Copy each line of the entries beneath that contains the word "such".

(Collection entries)
● ● ●

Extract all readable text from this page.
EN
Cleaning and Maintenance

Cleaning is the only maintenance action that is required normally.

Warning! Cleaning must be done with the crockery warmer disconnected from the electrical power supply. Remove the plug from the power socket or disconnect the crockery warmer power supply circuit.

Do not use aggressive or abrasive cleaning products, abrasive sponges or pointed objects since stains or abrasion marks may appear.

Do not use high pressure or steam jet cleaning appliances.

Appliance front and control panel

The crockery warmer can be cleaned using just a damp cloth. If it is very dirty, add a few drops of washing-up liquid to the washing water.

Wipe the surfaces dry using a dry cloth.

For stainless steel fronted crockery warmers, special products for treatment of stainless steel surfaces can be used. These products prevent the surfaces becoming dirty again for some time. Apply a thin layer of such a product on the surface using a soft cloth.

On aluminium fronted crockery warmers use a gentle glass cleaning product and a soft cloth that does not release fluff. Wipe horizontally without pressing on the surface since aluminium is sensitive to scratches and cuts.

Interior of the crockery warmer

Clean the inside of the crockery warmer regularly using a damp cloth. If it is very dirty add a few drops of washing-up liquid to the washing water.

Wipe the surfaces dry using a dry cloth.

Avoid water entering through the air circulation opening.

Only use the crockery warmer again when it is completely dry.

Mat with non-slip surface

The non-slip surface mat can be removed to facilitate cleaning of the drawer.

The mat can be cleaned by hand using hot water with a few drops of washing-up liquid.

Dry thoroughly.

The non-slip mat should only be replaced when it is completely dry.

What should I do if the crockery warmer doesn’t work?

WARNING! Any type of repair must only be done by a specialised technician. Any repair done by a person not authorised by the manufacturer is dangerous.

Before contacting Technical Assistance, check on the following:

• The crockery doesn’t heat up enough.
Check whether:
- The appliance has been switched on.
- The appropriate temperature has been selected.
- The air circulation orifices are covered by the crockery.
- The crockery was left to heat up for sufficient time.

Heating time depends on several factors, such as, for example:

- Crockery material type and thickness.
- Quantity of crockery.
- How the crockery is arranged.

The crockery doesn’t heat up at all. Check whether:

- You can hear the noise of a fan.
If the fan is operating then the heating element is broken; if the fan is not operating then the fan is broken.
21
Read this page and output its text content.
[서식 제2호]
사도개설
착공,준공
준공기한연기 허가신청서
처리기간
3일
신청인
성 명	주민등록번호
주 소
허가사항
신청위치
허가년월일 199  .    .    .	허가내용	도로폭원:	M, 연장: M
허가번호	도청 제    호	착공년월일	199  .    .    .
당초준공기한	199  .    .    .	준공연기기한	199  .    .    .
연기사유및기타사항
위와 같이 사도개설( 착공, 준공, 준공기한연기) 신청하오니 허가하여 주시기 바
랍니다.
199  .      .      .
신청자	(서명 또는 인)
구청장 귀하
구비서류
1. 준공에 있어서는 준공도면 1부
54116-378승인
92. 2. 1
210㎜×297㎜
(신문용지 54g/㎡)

● ● ●

Task result
For stainless steel fronted crockery warmers, special products for treatment of stainless steel surfaces can be used. These products prevent the surfaces becoming dirty again for some time. Apply a thin layer of such a product on the surface using a soft cloth.
Heating time depends on several factors, such as, for example:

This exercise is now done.